↓↓↓
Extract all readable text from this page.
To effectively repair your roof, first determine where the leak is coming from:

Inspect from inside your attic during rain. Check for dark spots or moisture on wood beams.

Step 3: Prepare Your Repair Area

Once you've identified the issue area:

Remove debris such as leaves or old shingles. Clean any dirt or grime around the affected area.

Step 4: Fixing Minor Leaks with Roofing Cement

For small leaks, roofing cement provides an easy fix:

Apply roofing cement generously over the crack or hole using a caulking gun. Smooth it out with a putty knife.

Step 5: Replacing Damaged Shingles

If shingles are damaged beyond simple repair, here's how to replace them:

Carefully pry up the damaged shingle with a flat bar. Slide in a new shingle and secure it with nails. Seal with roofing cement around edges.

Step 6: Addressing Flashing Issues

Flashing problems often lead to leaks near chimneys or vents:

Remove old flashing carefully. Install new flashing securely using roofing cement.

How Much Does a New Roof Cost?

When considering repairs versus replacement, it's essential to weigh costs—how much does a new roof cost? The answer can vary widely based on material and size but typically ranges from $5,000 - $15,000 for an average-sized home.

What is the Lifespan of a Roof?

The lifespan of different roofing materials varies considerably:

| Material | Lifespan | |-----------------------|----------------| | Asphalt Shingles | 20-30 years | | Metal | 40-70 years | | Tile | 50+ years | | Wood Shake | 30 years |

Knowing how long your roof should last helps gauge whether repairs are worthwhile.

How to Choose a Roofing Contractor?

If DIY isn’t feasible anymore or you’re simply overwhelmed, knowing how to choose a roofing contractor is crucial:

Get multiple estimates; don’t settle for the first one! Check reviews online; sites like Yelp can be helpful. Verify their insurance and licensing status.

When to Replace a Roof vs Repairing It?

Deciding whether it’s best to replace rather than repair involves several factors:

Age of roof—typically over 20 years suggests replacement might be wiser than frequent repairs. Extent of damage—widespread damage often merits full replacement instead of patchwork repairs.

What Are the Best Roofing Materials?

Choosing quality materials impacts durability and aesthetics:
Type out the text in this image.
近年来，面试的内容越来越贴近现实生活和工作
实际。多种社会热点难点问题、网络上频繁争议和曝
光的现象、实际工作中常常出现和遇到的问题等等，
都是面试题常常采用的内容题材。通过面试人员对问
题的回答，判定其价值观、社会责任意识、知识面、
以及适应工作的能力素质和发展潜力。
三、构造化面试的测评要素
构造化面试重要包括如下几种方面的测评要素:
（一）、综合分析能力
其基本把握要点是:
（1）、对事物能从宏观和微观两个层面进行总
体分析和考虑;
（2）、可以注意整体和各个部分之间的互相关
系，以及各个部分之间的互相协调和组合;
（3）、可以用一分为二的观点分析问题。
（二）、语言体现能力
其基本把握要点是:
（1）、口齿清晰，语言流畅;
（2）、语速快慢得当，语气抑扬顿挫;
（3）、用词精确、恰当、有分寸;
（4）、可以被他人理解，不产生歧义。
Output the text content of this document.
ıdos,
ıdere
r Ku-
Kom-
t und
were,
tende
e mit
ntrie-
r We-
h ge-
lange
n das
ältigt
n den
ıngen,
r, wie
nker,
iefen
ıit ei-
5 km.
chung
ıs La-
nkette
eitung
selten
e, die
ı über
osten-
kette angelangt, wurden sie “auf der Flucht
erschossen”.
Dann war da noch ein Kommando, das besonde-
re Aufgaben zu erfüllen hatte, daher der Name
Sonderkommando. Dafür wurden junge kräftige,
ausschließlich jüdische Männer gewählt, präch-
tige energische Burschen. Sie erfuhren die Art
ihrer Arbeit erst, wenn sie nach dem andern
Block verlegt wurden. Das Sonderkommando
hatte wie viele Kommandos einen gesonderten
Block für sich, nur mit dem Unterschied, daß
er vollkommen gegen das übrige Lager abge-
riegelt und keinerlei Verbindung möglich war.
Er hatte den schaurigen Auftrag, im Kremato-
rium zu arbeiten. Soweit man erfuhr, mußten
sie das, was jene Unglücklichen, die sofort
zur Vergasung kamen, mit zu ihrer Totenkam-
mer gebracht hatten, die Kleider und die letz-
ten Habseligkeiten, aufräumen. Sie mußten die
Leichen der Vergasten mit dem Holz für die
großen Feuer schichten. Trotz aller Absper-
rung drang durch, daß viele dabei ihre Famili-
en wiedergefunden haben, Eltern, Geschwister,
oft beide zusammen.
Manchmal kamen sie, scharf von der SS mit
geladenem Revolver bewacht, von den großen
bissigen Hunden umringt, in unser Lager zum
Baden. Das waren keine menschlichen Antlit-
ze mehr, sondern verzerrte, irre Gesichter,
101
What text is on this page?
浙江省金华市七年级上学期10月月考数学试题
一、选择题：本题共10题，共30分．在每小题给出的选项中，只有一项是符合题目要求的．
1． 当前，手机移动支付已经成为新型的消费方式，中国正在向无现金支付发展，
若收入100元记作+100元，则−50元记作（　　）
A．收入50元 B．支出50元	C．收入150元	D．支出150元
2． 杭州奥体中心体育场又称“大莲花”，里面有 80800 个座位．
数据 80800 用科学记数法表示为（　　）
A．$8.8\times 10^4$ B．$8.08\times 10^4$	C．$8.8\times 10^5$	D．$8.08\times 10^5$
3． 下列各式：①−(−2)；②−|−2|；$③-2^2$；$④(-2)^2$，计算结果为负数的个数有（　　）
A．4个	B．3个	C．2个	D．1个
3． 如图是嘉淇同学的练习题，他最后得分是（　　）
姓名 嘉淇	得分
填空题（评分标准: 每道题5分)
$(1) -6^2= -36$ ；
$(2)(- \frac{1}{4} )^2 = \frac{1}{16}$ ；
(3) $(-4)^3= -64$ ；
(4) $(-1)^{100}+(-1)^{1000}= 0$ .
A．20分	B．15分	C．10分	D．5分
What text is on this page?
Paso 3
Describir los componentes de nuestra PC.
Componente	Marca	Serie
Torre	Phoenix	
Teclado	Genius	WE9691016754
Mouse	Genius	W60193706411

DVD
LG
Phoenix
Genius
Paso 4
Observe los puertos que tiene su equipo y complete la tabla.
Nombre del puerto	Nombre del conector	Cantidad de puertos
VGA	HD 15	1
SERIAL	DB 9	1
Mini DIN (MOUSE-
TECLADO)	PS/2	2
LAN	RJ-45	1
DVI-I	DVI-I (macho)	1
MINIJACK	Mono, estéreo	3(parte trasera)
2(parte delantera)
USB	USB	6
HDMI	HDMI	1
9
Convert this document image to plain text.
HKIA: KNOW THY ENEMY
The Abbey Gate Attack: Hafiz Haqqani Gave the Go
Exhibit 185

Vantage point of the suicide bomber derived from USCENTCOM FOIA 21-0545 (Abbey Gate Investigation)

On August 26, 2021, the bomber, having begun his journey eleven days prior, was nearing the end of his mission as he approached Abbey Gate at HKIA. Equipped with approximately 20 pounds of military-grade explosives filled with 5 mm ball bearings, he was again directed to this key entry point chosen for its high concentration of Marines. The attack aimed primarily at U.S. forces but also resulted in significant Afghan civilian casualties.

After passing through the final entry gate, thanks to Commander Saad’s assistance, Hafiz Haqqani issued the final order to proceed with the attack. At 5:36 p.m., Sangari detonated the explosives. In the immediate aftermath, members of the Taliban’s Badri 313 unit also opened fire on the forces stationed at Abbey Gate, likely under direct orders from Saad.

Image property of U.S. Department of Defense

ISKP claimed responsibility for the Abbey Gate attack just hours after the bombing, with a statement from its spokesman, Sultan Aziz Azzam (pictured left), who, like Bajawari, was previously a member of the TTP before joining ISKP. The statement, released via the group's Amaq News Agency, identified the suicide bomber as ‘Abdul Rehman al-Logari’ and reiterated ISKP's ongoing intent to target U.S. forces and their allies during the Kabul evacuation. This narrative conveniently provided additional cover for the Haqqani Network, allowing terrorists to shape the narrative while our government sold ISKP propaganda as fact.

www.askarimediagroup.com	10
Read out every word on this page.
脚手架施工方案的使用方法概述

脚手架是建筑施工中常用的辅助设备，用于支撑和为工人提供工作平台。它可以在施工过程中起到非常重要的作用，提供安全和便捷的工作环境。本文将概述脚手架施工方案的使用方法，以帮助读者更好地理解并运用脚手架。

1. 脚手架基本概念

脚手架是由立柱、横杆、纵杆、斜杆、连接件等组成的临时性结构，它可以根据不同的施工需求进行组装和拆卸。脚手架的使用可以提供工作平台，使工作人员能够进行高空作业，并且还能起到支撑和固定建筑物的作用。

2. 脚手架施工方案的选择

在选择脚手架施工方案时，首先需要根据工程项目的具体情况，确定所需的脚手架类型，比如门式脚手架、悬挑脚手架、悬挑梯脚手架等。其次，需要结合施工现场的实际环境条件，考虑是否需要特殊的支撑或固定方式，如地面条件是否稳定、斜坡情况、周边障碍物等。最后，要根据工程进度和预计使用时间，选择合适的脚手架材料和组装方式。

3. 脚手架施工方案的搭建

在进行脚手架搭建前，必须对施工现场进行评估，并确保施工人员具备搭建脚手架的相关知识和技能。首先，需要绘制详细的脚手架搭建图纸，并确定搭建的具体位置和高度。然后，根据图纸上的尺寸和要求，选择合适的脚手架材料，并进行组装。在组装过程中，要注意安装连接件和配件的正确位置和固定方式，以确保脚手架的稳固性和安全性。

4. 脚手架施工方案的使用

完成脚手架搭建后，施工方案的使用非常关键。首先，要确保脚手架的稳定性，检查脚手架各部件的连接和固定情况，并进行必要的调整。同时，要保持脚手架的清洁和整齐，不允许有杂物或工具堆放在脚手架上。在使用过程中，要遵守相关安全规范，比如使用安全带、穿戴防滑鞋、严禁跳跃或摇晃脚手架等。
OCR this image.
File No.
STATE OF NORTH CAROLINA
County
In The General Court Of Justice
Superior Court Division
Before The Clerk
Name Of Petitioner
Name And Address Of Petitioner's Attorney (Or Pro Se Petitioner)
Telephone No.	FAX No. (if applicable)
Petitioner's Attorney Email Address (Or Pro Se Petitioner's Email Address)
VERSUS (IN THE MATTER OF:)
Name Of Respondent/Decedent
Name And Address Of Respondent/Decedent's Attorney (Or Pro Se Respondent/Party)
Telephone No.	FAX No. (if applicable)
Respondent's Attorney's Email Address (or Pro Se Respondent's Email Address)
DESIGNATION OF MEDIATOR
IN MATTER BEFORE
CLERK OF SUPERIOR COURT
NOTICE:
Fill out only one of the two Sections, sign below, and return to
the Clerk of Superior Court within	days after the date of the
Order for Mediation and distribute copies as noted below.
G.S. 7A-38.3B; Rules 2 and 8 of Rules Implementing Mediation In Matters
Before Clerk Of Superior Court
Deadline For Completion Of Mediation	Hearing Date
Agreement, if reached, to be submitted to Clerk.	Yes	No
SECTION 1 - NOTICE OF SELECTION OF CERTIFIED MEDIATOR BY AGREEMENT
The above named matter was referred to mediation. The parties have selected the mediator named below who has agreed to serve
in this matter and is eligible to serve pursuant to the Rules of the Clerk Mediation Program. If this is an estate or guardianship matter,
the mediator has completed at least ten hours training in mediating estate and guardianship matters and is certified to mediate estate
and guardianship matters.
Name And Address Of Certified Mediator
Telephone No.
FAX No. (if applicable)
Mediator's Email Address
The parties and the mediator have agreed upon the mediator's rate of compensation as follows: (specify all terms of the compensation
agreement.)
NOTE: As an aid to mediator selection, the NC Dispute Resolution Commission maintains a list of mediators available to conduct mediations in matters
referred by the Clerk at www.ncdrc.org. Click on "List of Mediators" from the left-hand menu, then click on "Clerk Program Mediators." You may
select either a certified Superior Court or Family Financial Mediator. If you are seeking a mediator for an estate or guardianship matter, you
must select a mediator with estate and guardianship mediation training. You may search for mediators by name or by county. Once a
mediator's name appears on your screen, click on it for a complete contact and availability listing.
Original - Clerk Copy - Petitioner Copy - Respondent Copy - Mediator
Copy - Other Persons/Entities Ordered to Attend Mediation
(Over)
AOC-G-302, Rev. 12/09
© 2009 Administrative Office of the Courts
↑↑↑
GOAL OF THE EXERCISE:
Select from the material above each line in which the string "first" appears, and list those lines.

RESULT OF THIS TASK:
To effectively repair your roof, first determine where the leak is coming from:
Get multiple estimates; don’t settle for the first one! Check reviews online; sites like Yelp can be helpful. Verify their insurance and licensing status.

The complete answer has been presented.